**Aim:**
Transcribe the material word for word, but without the images.

**Data shown:**
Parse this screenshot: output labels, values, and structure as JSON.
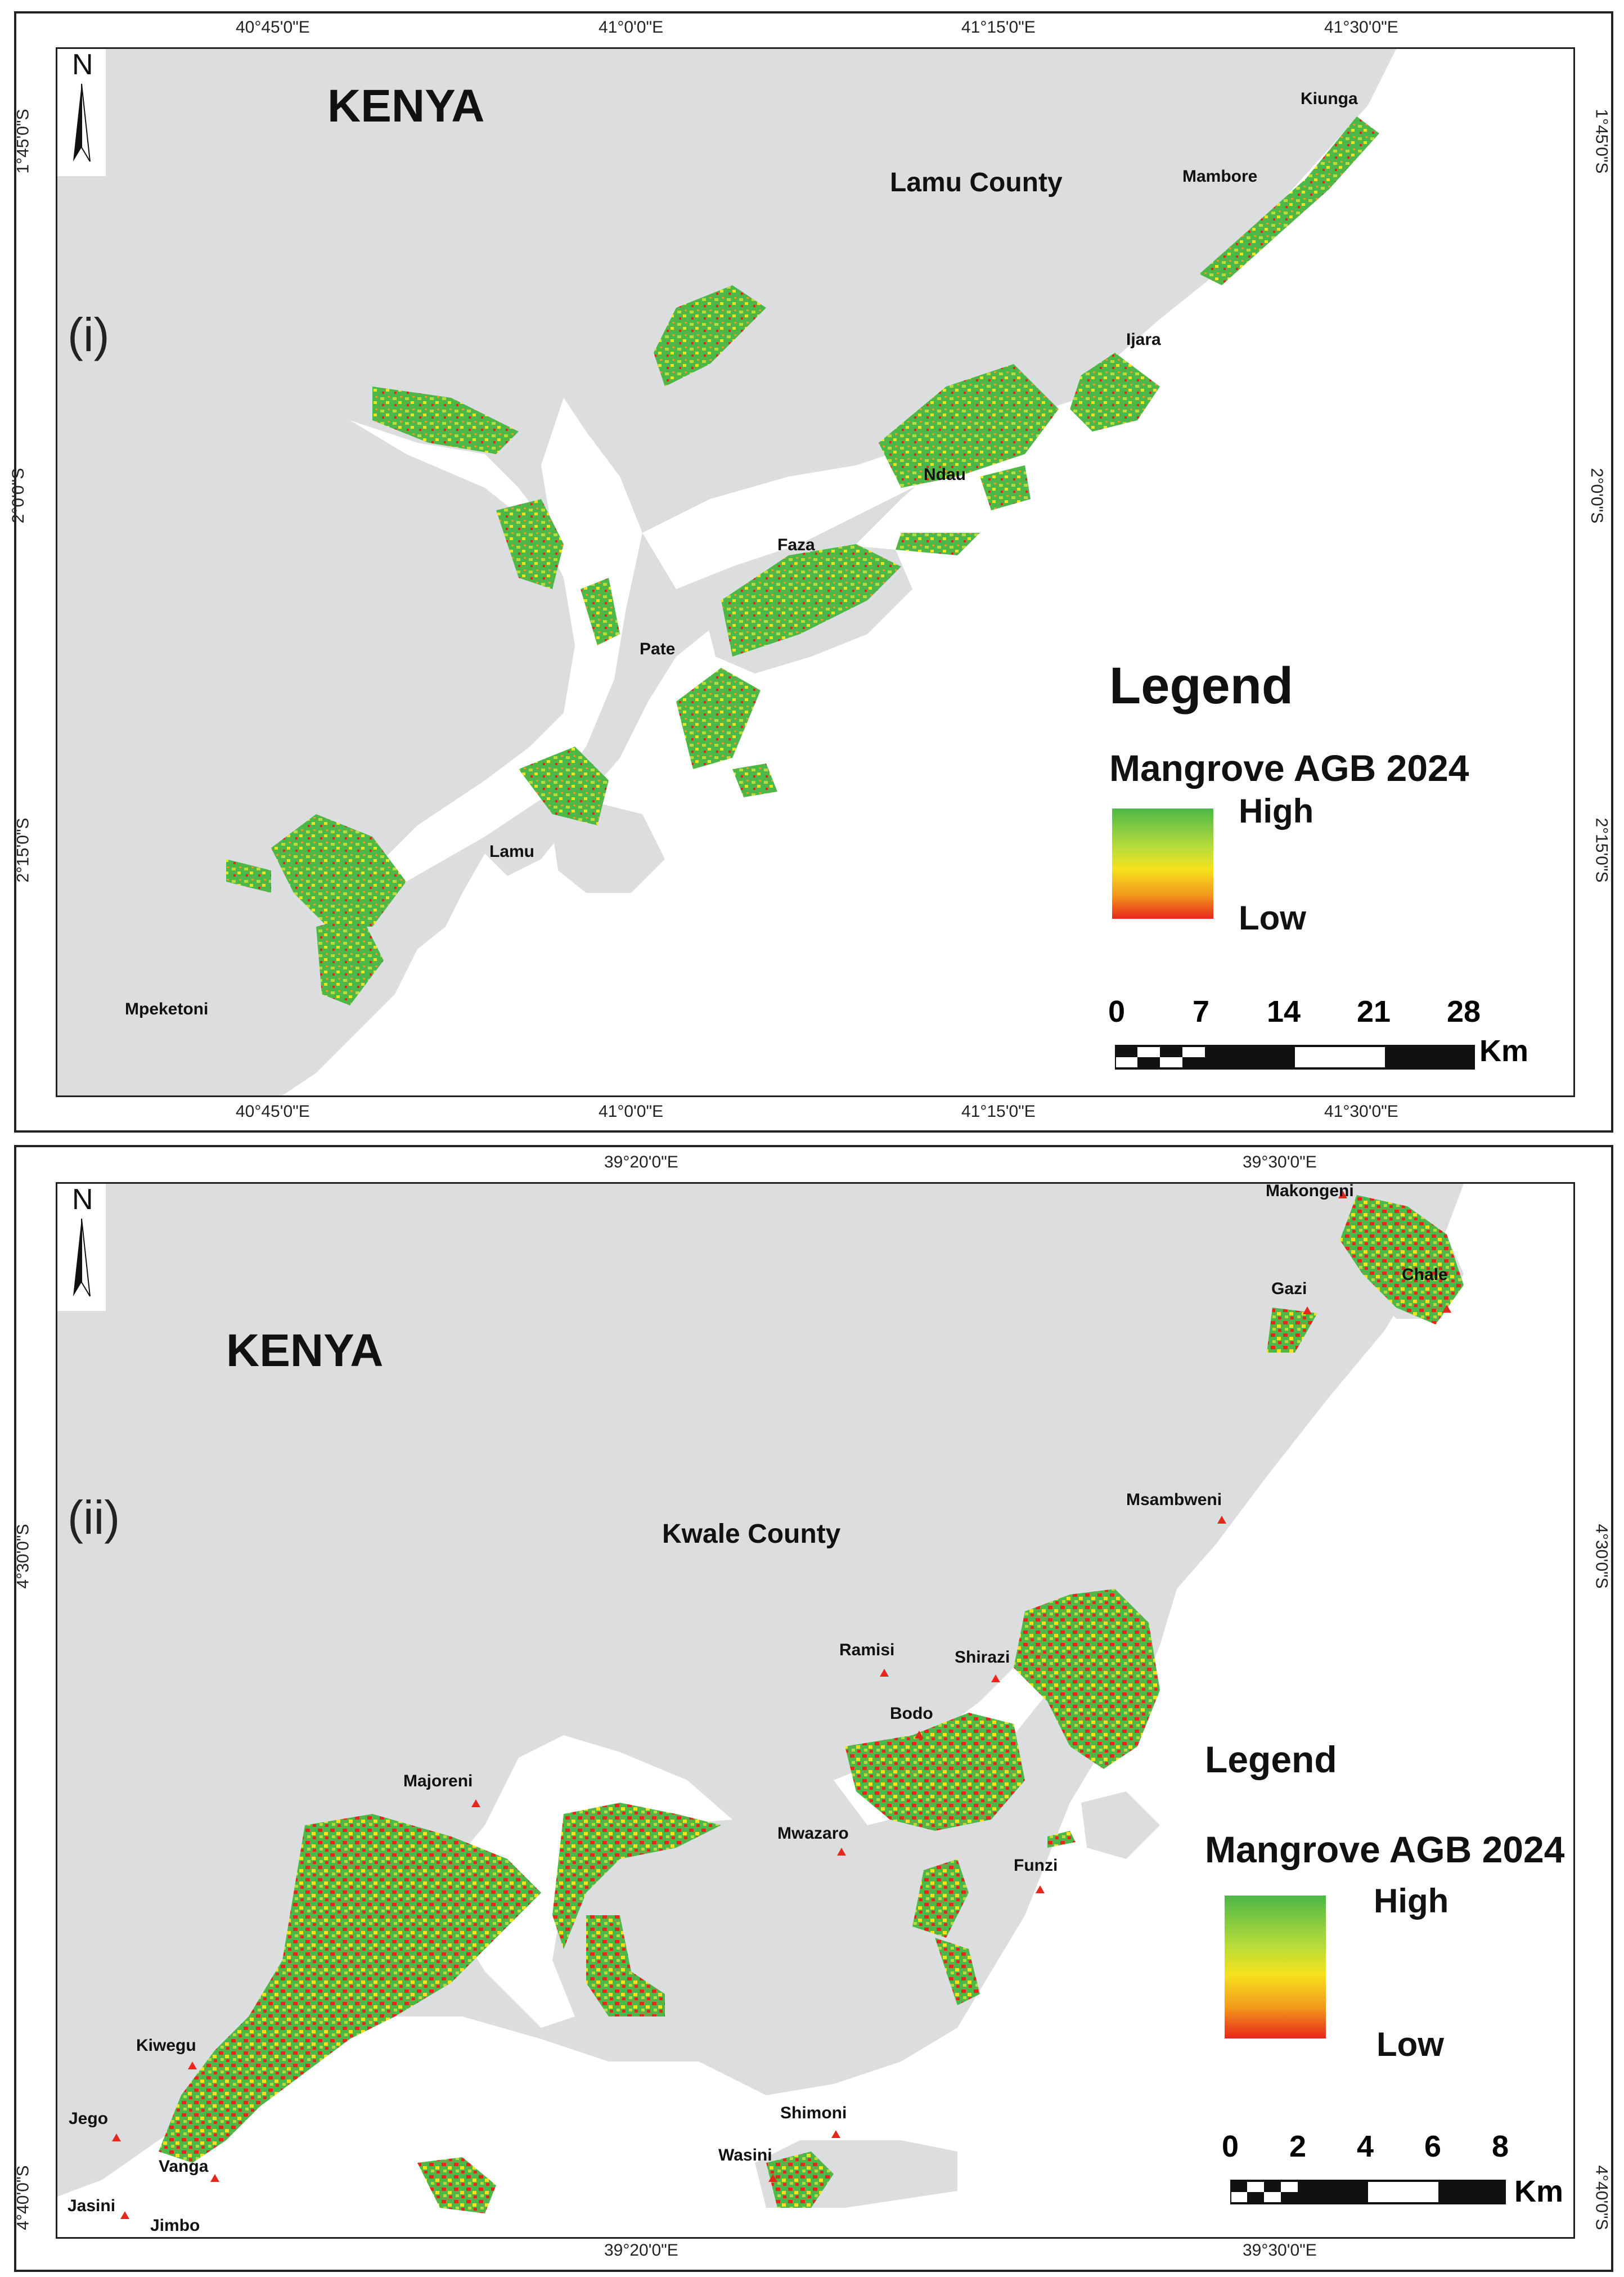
{
  "panel_1": {
    "id_label": "(i)",
    "country": "KENYA",
    "county": "Lamu County",
    "lon_ticks": [
      "40°45'0\"E",
      "41°0'0\"E",
      "41°15'0\"E",
      "41°30'0\"E"
    ],
    "lat_ticks": [
      "1°45'0\"S",
      "2°0'0\"S",
      "2°15'0\"S"
    ],
    "places": [
      "Kiunga",
      "Mambore",
      "Ijara",
      "Ndau",
      "Faza",
      "Pate",
      "Lamu",
      "Mpeketoni"
    ],
    "north": "N",
    "legend": {
      "title": "Legend",
      "subtitle": "Mangrove AGB 2024",
      "high": "High",
      "low": "Low"
    },
    "scale": {
      "ticks": [
        "0",
        "7",
        "14",
        "21",
        "28"
      ],
      "unit": "Km"
    }
  },
  "panel_2": {
    "id_label": "(ii)",
    "country": "KENYA",
    "county": "Kwale County",
    "lon_ticks": [
      "39°20'0\"E",
      "39°30'0\"E"
    ],
    "lat_ticks": [
      "4°30'0\"S",
      "4°40'0\"S"
    ],
    "places": [
      "Makongeni",
      "Gazi",
      "Chale",
      "Msambweni",
      "Ramisi",
      "Shirazi",
      "Bodo",
      "Majoreni",
      "Mwazaro",
      "Funzi",
      "Kiwegu",
      "Jego",
      "Vanga",
      "Jasini",
      "Jimbo",
      "Shimoni",
      "Wasini"
    ],
    "north": "N",
    "legend": {
      "title": "Legend",
      "subtitle": "Mangrove AGB 2024",
      "high": "High",
      "low": "Low"
    },
    "scale": {
      "ticks": [
        "0",
        "2",
        "4",
        "6",
        "8"
      ],
      "unit": "Km"
    }
  },
  "colors": {
    "land": "#dcdddf",
    "sea": "#ffffff",
    "agb_high": "#4db848",
    "agb_mid": "#f5e21b",
    "agb_low": "#e8261b"
  }
}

**Solution:**
Parse this screenshot: output labels, values, and structure as JSON.
{
  "panel_1": {
    "id_label": "(i)",
    "country": "KENYA",
    "county": "Lamu County",
    "lon_ticks": [
      "40°45'0\"E",
      "41°0'0\"E",
      "41°15'0\"E",
      "41°30'0\"E"
    ],
    "lat_ticks": [
      "1°45'0\"S",
      "2°0'0\"S",
      "2°15'0\"S"
    ],
    "places": [
      "Kiunga",
      "Mambore",
      "Ijara",
      "Ndau",
      "Faza",
      "Pate",
      "Lamu",
      "Mpeketoni"
    ],
    "north": "N",
    "legend": {
      "title": "Legend",
      "subtitle": "Mangrove AGB 2024",
      "high": "High",
      "low": "Low"
    },
    "scale": {
      "ticks": [
        "0",
        "7",
        "14",
        "21",
        "28"
      ],
      "unit": "Km"
    }
  },
  "panel_2": {
    "id_label": "(ii)",
    "country": "KENYA",
    "county": "Kwale County",
    "lon_ticks": [
      "39°20'0\"E",
      "39°30'0\"E"
    ],
    "lat_ticks": [
      "4°30'0\"S",
      "4°40'0\"S"
    ],
    "places": [
      "Makongeni",
      "Gazi",
      "Chale",
      "Msambweni",
      "Ramisi",
      "Shirazi",
      "Bodo",
      "Majoreni",
      "Mwazaro",
      "Funzi",
      "Kiwegu",
      "Jego",
      "Vanga",
      "Jasini",
      "Jimbo",
      "Shimoni",
      "Wasini"
    ],
    "north": "N",
    "legend": {
      "title": "Legend",
      "subtitle": "Mangrove AGB 2024",
      "high": "High",
      "low": "Low"
    },
    "scale": {
      "ticks": [
        "0",
        "2",
        "4",
        "6",
        "8"
      ],
      "unit": "Km"
    }
  },
  "colors": {
    "land": "#dcdddf",
    "sea": "#ffffff",
    "agb_high": "#4db848",
    "agb_mid": "#f5e21b",
    "agb_low": "#e8261b"
  }
}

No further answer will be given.